TASK PROMPT -
What you return should match every record exactly, with the images removed.

Stored data
* * * * * * *

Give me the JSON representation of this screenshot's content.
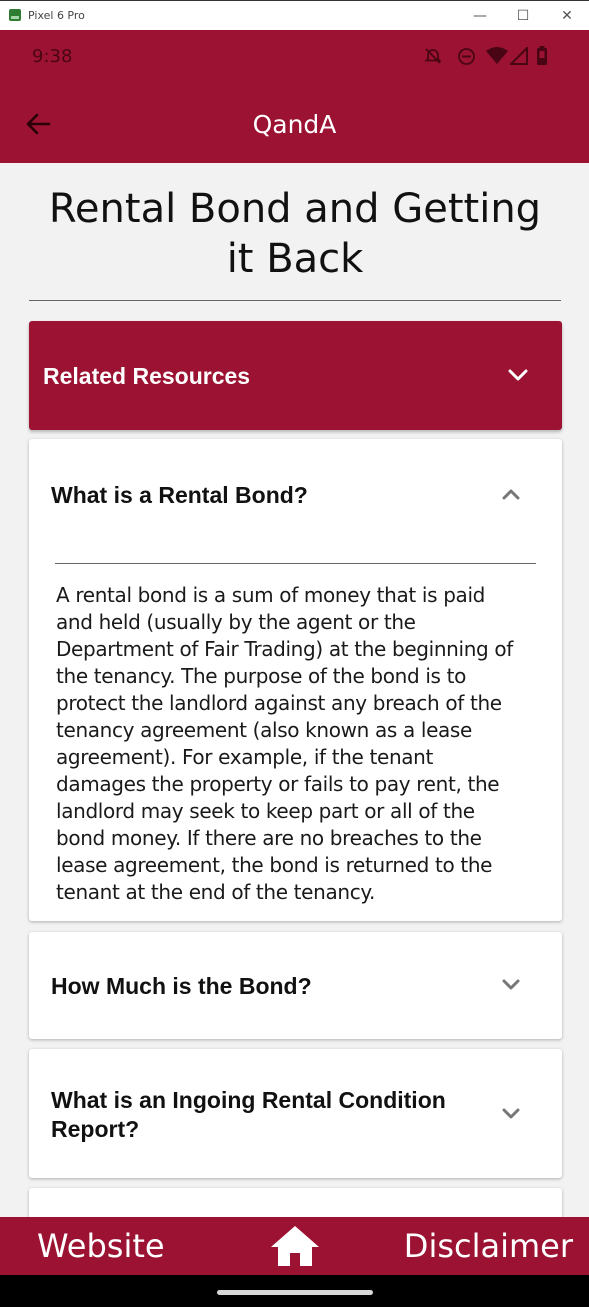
{
  "window": {
    "title": "Pixel 6 Pro",
    "minimize_glyph": "—",
    "maximize_glyph": "☐",
    "close_glyph": "✕"
  },
  "status_bar": {
    "time": "9:38",
    "icons": [
      "alarm-off-icon",
      "do-not-disturb-icon",
      "wifi-icon",
      "signal-icon",
      "battery-icon"
    ]
  },
  "app_bar": {
    "title": "QandA",
    "back_icon": "back-arrow-icon"
  },
  "page": {
    "title": "Rental Bond and Getting it Back"
  },
  "related_resources": {
    "label": "Related Resources",
    "icon": "chevron-down-icon"
  },
  "questions": [
    {
      "question": "What is a Rental Bond?",
      "expanded": true,
      "answer": "A rental bond is a sum of money that is paid and held (usually by the agent or the Department of Fair Trading) at the beginning of the tenancy. The purpose of the bond is to protect the landlord against any breach of the tenancy agreement (also known as a lease agreement). For example, if the tenant damages the property or fails to pay rent, the landlord may seek to keep part or all of the bond money. If there are no breaches to the lease agreement, the bond is returned to the tenant at the end of the tenancy."
    },
    {
      "question": "How Much is the Bond?",
      "expanded": false
    },
    {
      "question": "What is an Ingoing Rental Condition Report?",
      "expanded": false
    }
  ],
  "bottom_nav": {
    "website": "Website",
    "home_icon": "home-icon",
    "disclaimer": "Disclaimer"
  },
  "colors": {
    "brand": "#9c1232",
    "background": "#f2f2f2",
    "card": "#ffffff"
  }
}
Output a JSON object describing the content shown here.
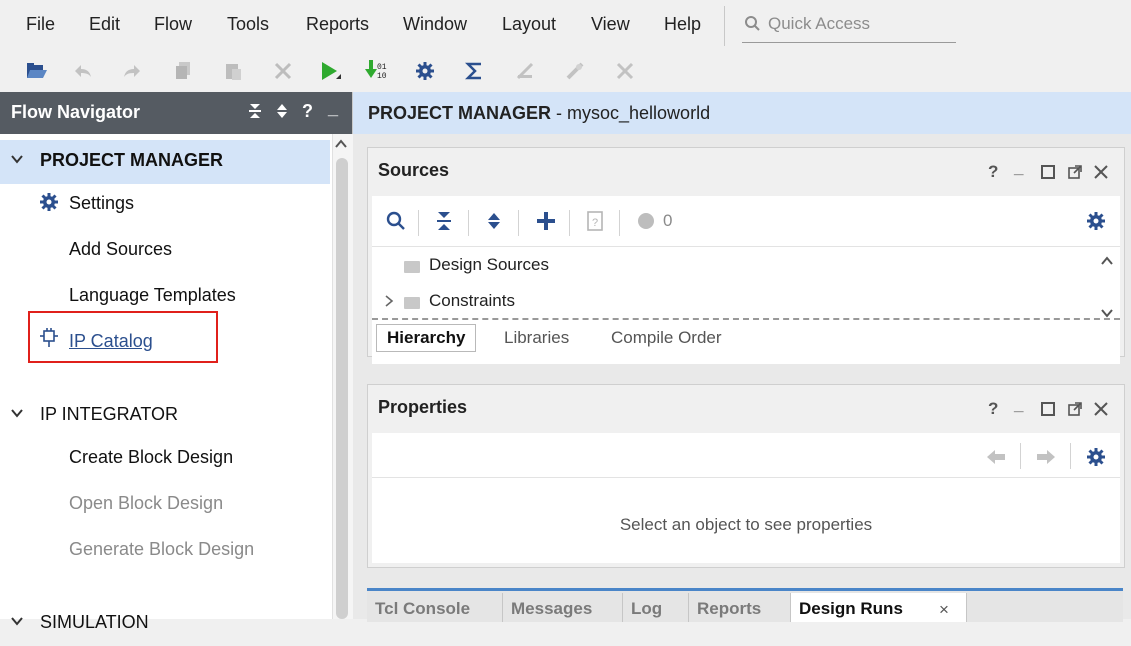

* * * * * * *

ANSWER FOR THE TASK -
Give me the JSON representation of this screenshot's content.
{
  "window": {
    "title": "Pixel 6 Pro",
    "minimize_glyph": "—",
    "maximize_glyph": "☐",
    "close_glyph": "✕"
  },
  "status_bar": {
    "time": "9:38",
    "icons": [
      "alarm-off-icon",
      "do-not-disturb-icon",
      "wifi-icon",
      "signal-icon",
      "battery-icon"
    ]
  },
  "app_bar": {
    "title": "QandA",
    "back_icon": "back-arrow-icon"
  },
  "page": {
    "title": "Rental Bond and Getting it Back"
  },
  "related_resources": {
    "label": "Related Resources",
    "icon": "chevron-down-icon"
  },
  "questions": [
    {
      "question": "What is a Rental Bond?",
      "expanded": true,
      "answer": "A rental bond is a sum of money that is paid and held (usually by the agent or the Department of Fair Trading) at the beginning of the tenancy. The purpose of the bond is to protect the landlord against any breach of the tenancy agreement (also known as a lease agreement). For example, if the tenant damages the property or fails to pay rent, the landlord may seek to keep part or all of the bond money. If there are no breaches to the lease agreement, the bond is returned to the tenant at the end of the tenancy."
    },
    {
      "question": "How Much is the Bond?",
      "expanded": false
    },
    {
      "question": "What is an Ingoing Rental Condition Report?",
      "expanded": false
    }
  ],
  "bottom_nav": {
    "website": "Website",
    "home_icon": "home-icon",
    "disclaimer": "Disclaimer"
  },
  "colors": {
    "brand": "#9c1232",
    "background": "#f2f2f2",
    "card": "#ffffff"
  }
}
Output a JSON object describing the content shown here.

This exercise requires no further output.